→ **Work to do**:
Report how many lines below contain the word "title", and give only that number.

····················

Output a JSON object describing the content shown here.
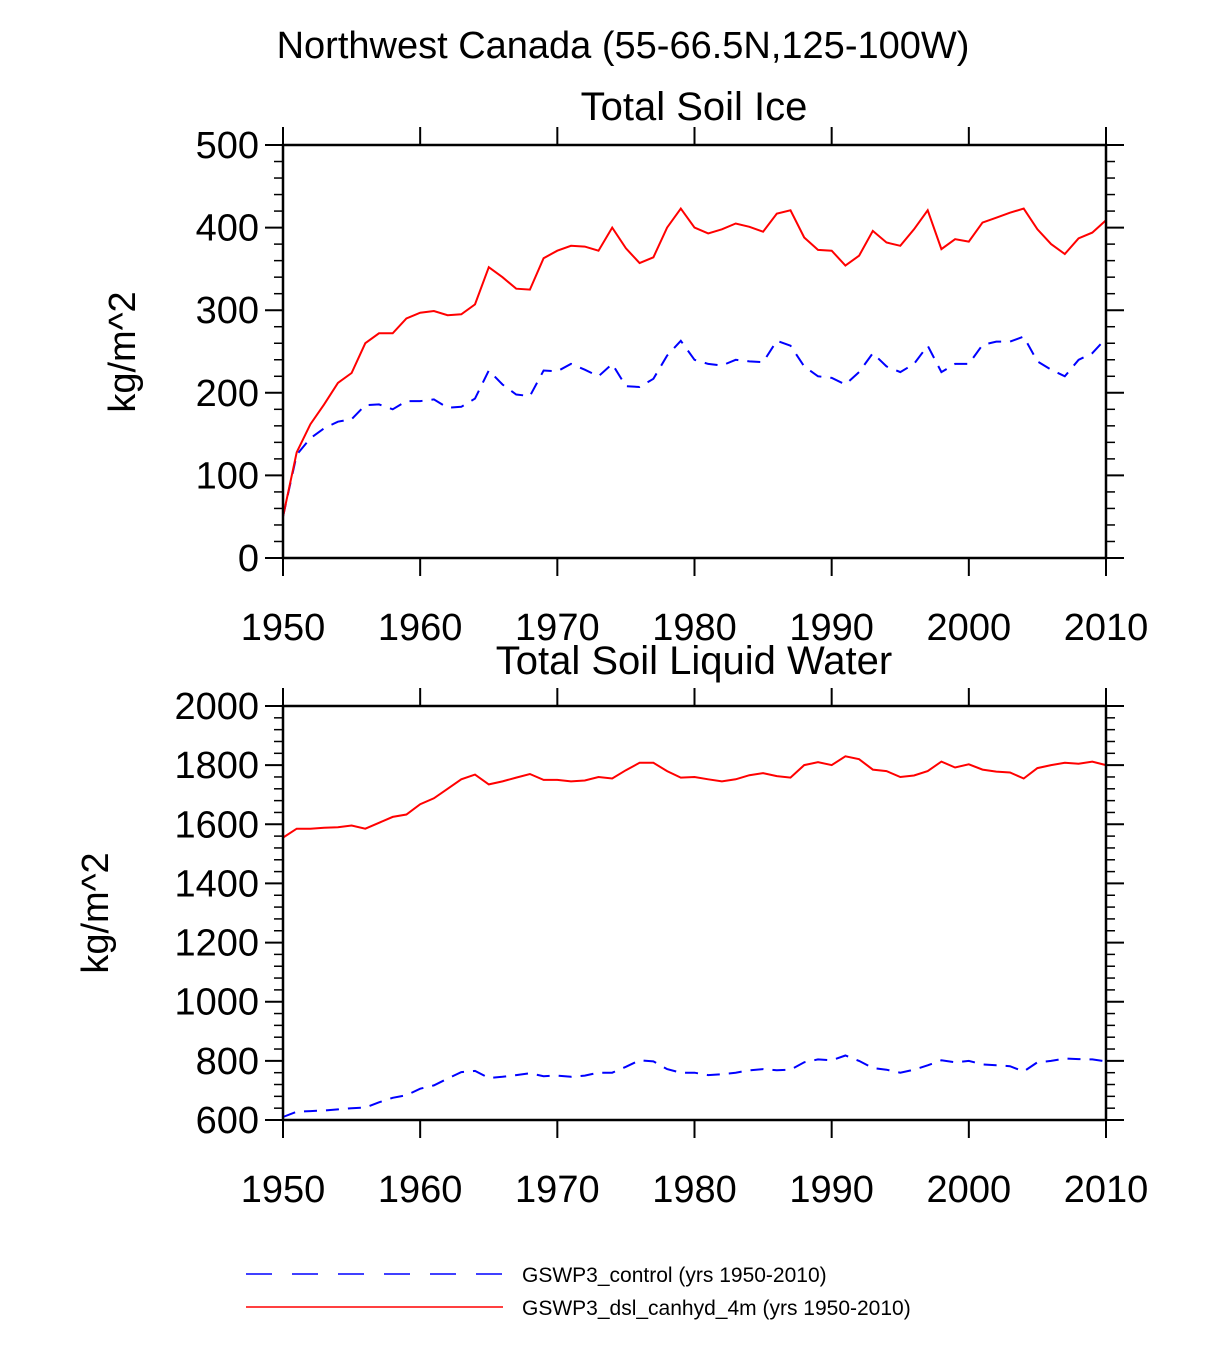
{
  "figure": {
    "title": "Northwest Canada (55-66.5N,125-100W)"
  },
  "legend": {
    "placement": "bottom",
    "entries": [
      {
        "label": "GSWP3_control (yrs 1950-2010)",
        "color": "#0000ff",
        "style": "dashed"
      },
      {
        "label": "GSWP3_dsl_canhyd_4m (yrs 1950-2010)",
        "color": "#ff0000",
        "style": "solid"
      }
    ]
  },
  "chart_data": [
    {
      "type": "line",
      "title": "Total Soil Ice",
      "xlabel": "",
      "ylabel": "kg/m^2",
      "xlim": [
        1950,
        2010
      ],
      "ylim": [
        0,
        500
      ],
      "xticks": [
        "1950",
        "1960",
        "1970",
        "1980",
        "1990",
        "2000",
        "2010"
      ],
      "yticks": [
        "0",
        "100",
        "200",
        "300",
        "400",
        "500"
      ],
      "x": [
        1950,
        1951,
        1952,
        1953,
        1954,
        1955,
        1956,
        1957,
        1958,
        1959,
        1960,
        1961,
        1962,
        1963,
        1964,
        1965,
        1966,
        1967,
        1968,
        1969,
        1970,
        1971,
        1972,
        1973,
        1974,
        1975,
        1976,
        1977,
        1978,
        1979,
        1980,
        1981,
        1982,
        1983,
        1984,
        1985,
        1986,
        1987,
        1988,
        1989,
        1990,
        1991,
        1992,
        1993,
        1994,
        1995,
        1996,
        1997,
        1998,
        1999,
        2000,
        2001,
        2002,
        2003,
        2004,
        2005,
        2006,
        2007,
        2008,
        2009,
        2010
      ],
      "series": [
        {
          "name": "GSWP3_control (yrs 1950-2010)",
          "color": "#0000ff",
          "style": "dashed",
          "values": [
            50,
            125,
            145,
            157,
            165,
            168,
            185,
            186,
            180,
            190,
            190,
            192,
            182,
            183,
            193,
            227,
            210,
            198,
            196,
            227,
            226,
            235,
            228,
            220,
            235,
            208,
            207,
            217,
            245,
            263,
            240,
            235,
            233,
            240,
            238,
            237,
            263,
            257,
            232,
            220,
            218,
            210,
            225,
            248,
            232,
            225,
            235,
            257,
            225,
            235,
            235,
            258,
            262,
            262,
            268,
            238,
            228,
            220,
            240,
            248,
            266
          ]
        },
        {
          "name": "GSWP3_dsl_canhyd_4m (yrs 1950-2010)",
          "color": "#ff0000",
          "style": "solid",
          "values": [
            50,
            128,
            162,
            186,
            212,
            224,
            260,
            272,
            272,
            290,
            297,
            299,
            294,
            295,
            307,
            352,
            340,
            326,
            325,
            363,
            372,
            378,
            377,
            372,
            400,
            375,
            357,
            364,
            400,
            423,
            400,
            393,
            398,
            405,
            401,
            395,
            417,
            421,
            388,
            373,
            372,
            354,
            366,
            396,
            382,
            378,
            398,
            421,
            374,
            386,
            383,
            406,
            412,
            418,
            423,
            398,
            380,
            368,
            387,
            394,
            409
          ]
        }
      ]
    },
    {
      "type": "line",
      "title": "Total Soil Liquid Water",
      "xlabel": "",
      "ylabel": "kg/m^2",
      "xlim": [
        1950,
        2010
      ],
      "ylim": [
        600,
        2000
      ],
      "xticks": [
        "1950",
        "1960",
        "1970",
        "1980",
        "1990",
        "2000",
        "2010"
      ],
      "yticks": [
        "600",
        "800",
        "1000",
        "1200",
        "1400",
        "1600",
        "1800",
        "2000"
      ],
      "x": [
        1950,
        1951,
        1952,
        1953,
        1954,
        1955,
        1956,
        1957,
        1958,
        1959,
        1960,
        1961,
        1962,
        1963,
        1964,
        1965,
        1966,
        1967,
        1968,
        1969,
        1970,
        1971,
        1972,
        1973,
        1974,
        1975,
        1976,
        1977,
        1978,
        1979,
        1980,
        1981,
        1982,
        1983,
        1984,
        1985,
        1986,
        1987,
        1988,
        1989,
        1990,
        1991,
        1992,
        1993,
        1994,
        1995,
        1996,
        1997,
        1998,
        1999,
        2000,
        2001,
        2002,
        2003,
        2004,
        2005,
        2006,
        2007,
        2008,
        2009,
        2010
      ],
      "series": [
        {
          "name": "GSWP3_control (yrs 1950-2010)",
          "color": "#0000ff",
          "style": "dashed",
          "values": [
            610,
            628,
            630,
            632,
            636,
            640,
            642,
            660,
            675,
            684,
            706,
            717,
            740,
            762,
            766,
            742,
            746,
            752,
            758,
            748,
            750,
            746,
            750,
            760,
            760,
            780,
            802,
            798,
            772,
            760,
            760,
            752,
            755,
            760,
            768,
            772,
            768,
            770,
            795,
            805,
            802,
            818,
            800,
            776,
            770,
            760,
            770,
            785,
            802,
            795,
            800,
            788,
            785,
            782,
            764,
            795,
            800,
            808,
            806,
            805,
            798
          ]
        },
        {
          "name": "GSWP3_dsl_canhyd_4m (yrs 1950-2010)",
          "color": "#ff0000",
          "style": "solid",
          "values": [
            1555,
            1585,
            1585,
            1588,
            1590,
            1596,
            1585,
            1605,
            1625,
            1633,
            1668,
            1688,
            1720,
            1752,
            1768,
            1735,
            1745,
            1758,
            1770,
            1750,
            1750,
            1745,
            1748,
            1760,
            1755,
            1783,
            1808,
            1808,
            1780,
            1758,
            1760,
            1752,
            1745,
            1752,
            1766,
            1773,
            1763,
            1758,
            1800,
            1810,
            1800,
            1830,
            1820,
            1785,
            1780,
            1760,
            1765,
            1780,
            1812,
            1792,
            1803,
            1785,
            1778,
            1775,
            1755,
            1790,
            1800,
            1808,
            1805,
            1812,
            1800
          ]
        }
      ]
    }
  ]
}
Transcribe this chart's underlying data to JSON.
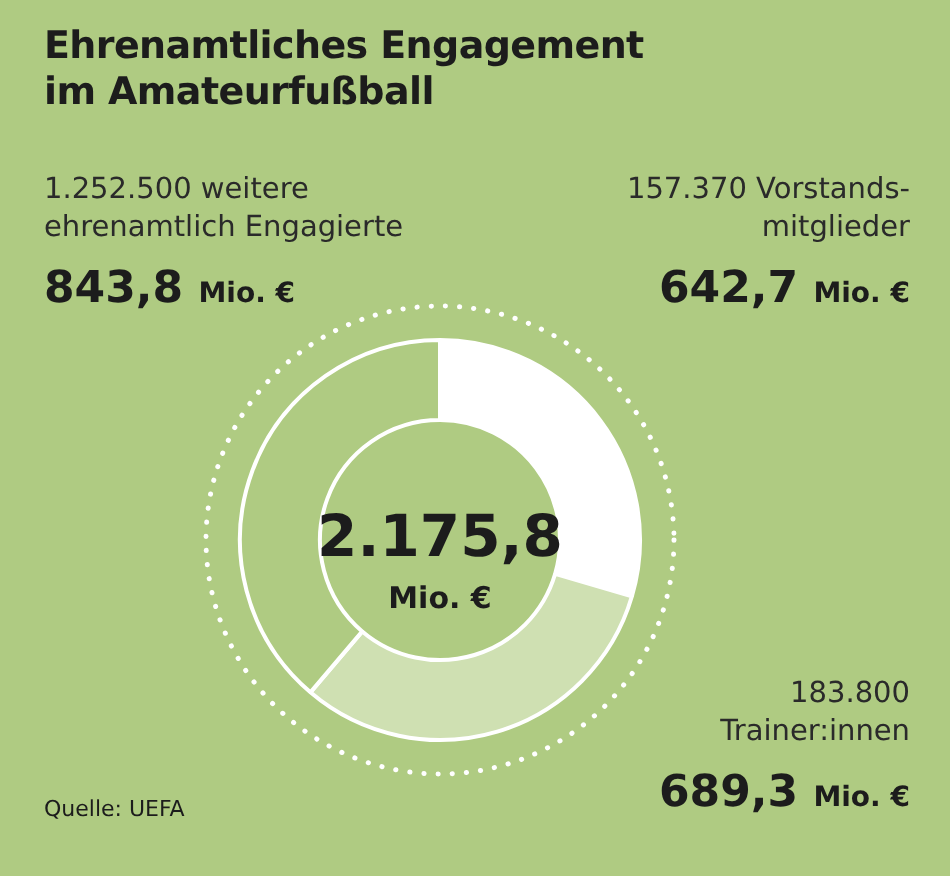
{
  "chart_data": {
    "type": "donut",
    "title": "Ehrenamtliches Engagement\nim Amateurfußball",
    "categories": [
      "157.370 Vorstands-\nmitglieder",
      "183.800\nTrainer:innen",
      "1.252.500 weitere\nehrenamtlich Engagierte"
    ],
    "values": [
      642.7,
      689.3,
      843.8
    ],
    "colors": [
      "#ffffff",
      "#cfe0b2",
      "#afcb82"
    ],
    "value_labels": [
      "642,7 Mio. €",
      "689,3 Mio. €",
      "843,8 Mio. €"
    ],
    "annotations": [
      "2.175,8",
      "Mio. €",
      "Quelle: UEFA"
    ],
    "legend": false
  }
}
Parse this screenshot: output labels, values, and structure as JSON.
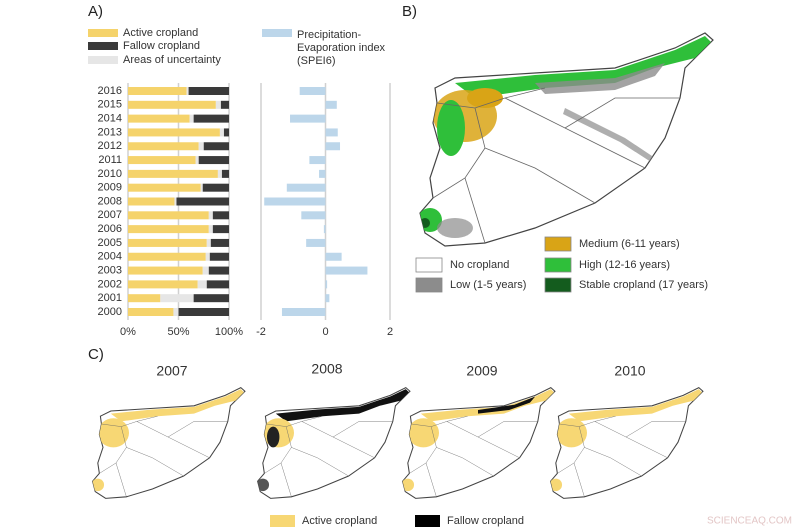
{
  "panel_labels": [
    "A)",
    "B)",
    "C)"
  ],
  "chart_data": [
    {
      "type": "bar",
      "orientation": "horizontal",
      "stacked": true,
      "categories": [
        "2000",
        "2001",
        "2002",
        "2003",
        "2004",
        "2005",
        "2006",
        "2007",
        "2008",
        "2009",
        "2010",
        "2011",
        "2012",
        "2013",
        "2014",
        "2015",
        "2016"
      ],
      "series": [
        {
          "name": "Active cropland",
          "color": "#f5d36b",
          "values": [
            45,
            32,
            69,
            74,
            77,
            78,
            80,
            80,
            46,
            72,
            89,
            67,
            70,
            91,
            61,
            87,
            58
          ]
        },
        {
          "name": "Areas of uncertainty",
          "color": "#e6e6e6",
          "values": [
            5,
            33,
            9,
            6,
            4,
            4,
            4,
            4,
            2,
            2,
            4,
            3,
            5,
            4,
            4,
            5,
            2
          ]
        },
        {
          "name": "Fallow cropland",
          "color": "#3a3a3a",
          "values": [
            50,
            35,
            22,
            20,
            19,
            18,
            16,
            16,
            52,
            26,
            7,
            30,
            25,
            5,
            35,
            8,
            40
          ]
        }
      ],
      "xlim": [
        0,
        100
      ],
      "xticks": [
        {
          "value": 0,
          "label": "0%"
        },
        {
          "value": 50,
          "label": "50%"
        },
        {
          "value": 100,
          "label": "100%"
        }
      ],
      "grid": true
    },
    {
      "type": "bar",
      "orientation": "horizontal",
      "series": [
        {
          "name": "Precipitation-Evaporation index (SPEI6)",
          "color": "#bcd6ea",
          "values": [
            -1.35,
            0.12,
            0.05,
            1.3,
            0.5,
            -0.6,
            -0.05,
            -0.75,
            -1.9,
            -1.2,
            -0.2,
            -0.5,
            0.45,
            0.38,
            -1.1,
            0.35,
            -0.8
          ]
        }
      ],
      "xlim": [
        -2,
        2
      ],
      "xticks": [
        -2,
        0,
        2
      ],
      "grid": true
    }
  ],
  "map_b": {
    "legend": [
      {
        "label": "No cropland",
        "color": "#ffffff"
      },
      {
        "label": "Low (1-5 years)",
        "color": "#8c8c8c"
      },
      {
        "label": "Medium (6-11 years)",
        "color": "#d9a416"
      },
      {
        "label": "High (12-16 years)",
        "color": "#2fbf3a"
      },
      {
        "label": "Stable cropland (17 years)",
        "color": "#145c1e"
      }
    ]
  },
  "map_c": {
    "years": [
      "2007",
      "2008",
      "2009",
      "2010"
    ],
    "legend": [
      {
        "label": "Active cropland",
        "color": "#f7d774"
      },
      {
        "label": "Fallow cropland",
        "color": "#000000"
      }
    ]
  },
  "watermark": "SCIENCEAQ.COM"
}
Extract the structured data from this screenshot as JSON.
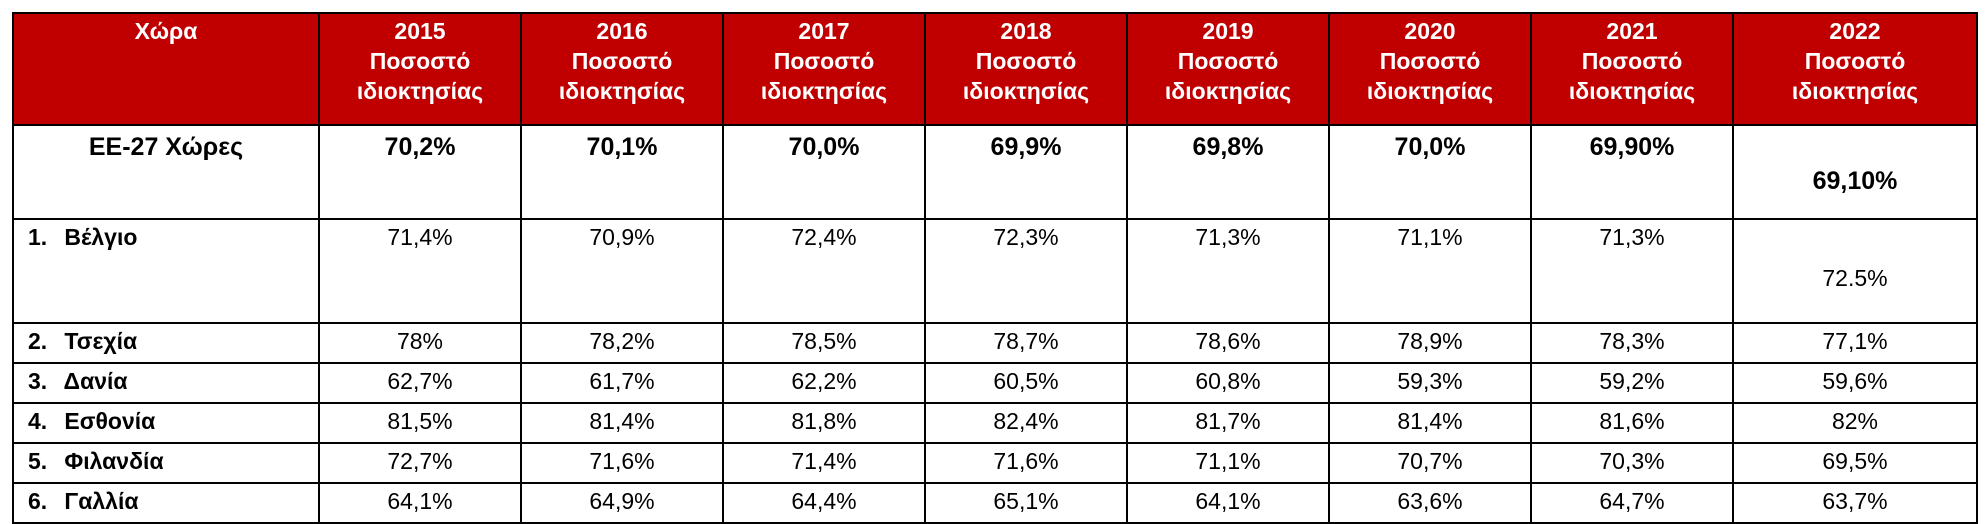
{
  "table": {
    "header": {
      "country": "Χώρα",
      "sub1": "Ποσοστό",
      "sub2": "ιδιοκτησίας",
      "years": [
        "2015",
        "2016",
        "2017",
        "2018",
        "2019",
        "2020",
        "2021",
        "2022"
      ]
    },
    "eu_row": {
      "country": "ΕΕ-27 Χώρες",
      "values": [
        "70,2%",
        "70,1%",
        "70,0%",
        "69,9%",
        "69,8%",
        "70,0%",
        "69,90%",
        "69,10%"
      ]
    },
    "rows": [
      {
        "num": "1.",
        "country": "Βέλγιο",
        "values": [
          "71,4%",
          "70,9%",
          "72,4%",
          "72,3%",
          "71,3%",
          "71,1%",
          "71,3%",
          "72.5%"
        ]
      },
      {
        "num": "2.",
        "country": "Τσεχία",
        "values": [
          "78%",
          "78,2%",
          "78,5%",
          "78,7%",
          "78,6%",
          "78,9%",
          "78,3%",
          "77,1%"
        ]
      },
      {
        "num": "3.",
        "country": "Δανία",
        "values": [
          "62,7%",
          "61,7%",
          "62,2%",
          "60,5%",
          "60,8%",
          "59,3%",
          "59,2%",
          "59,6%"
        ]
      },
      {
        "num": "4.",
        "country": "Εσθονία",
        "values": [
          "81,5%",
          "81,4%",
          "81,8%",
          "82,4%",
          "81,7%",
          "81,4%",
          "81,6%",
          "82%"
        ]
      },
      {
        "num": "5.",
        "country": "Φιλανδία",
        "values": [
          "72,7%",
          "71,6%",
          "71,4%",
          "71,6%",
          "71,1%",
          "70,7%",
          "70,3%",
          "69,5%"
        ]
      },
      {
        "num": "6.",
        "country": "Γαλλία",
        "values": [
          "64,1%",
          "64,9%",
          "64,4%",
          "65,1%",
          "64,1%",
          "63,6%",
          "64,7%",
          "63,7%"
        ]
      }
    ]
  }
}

····················

→ **Response**:
4